:: DATASET RECORDS ::
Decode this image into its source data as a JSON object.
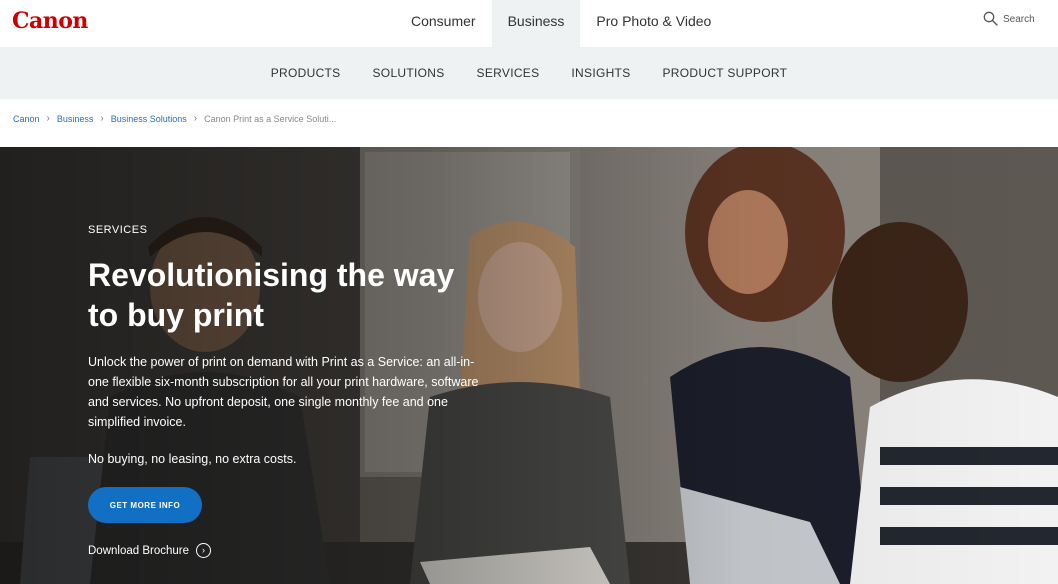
{
  "header": {
    "logo": "Canon",
    "nav": [
      {
        "label": "Consumer",
        "active": false
      },
      {
        "label": "Business",
        "active": true
      },
      {
        "label": "Pro Photo & Video",
        "active": false
      }
    ],
    "search_label": "Search"
  },
  "sub_nav": {
    "items": [
      "PRODUCTS",
      "SOLUTIONS",
      "SERVICES",
      "INSIGHTS",
      "PRODUCT SUPPORT"
    ]
  },
  "breadcrumb": {
    "items": [
      "Canon",
      "Business",
      "Business Solutions"
    ],
    "separator": "›",
    "current": "Canon Print as a Service Soluti..."
  },
  "hero": {
    "eyebrow": "SERVICES",
    "headline": "Revolutionising the way to buy print",
    "body": "Unlock the power of print on demand with Print as a Service: an all-in-one flexible six-month subscription for all your print hardware, software and services. No upfront deposit, one single monthly fee and one simplified invoice.",
    "tagline": "No buying, no leasing, no extra costs.",
    "cta_label": "GET MORE INFO",
    "download_label": "Download Brochure"
  },
  "colors": {
    "brand": "#cc0000",
    "link": "#2a6fb3",
    "cta": "#1170c4",
    "nav_bg": "#eef2f2"
  },
  "icons": {
    "search": "search-icon",
    "download": "chevron-right-circle-icon"
  }
}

:: WORK REQUIRED ::
Across the data above, how many lines include the word "Canon"? Give only the count.

:: TASK OUTPUT ::
3